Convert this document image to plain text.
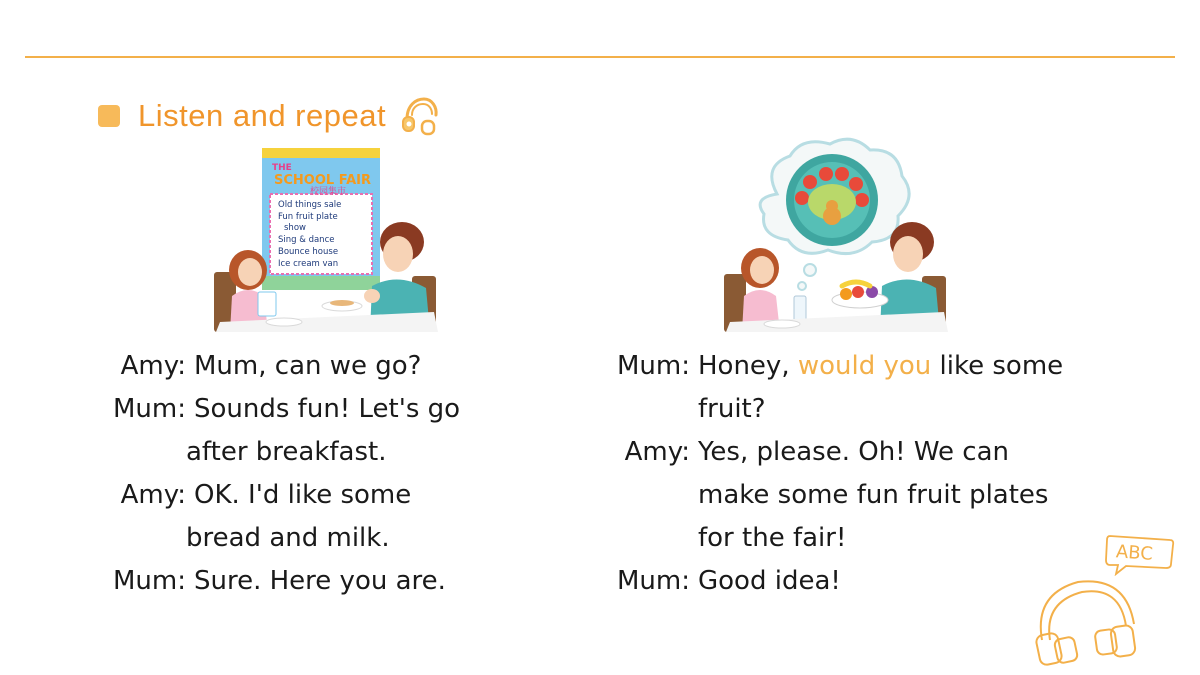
Listen and repeat
THE
SCHOOL FAIR
校园集市
Old things sale
Fun fruit plate
show
Sing & dance
Bounce house
Ice cream van
Amy: Mum, can we go?
Mum: Sounds fun! Let's go
after breakfast.
Amy: OK. I'd like some
bread and milk.
Mum: Sure. Here you are.
Mum: Honey, would you like some
fruit?
Amy: Yes, please. Oh! We can
make some fun fruit plates
for the fair!
Mum: Good idea!
ABC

··········

Copy all lines from the material that contain "some".

_Written response_.
Amy: OK. I'd like some
Mum: Honey, would you like some
make some fun fruit plates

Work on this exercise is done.